==== Data supplied

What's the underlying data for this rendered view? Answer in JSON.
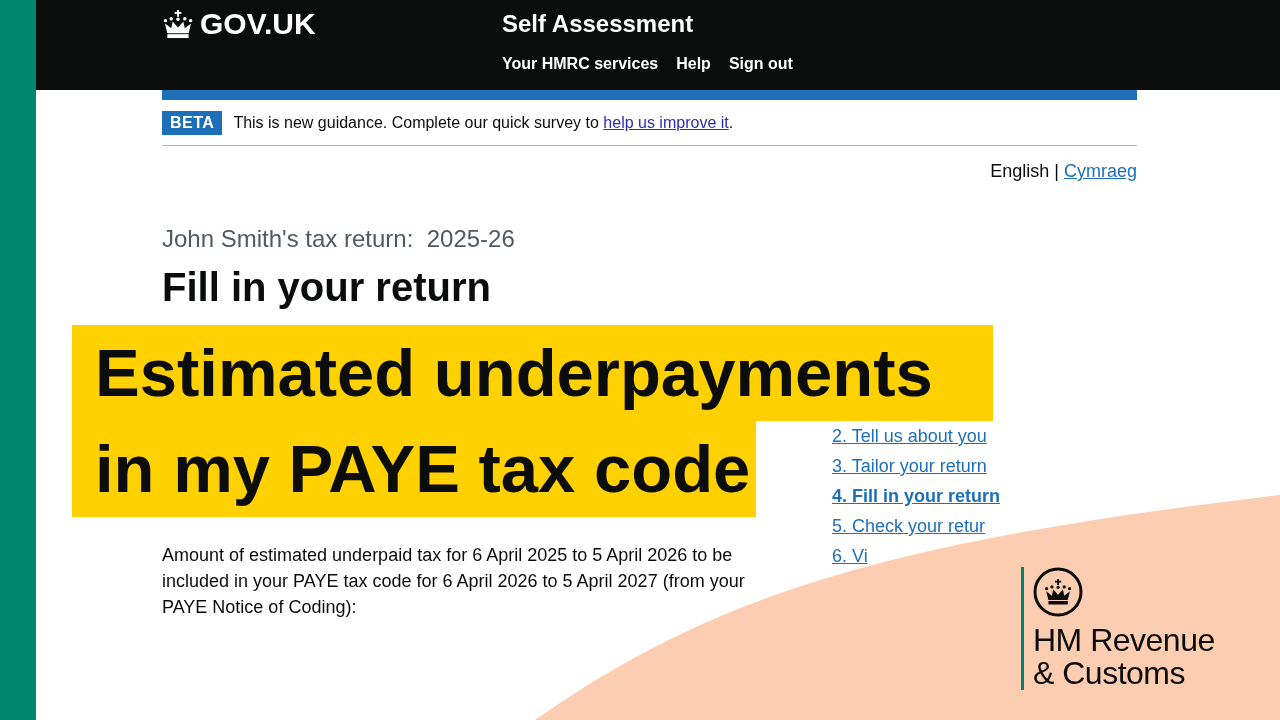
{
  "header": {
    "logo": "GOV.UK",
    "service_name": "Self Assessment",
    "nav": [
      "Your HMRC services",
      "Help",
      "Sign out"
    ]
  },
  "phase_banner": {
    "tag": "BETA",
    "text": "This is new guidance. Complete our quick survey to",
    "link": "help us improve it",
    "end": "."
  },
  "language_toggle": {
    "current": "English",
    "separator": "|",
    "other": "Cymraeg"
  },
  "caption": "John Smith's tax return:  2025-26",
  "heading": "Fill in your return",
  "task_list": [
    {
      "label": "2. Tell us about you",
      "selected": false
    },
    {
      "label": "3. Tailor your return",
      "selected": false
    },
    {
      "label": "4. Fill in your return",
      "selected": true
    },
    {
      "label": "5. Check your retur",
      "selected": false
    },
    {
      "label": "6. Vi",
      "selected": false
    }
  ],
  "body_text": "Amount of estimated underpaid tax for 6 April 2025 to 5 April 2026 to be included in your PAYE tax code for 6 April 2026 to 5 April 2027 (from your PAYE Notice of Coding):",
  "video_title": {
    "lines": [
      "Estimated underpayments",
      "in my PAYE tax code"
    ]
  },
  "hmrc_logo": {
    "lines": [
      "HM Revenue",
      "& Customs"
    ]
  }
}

========
==== Data supplied

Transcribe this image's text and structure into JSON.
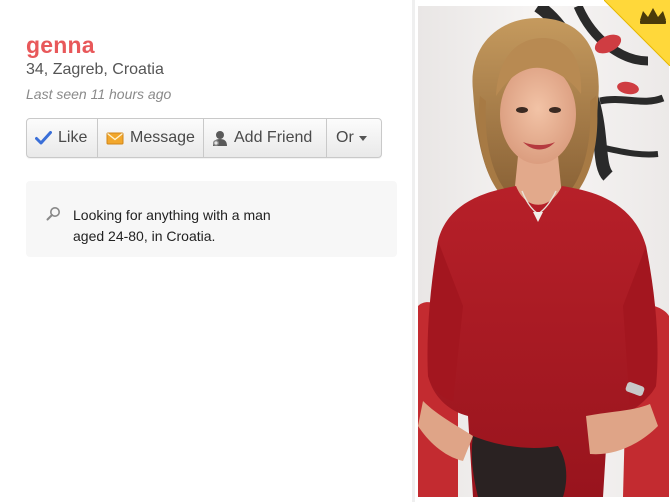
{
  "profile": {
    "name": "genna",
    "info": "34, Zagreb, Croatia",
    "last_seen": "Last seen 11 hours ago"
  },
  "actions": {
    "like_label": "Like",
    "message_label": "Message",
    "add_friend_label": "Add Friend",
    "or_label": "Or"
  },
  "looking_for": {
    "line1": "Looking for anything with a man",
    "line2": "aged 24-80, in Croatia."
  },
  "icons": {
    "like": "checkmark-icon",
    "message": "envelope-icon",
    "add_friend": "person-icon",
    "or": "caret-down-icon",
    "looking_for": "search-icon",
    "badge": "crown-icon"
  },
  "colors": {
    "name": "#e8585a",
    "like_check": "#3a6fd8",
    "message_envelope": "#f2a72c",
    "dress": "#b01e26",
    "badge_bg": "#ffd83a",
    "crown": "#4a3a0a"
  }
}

========

Problem description:
Gather each line in the data that holds the string "code".

Task result:
  "body_text": "Amount of estimated underpaid tax for 6 April 2025 to 5 April 2026 to be included in your PAYE tax code for 6 April 2026 to 5 April 2027 (from your PAYE Notice of Coding):",
      "in my PAYE tax code"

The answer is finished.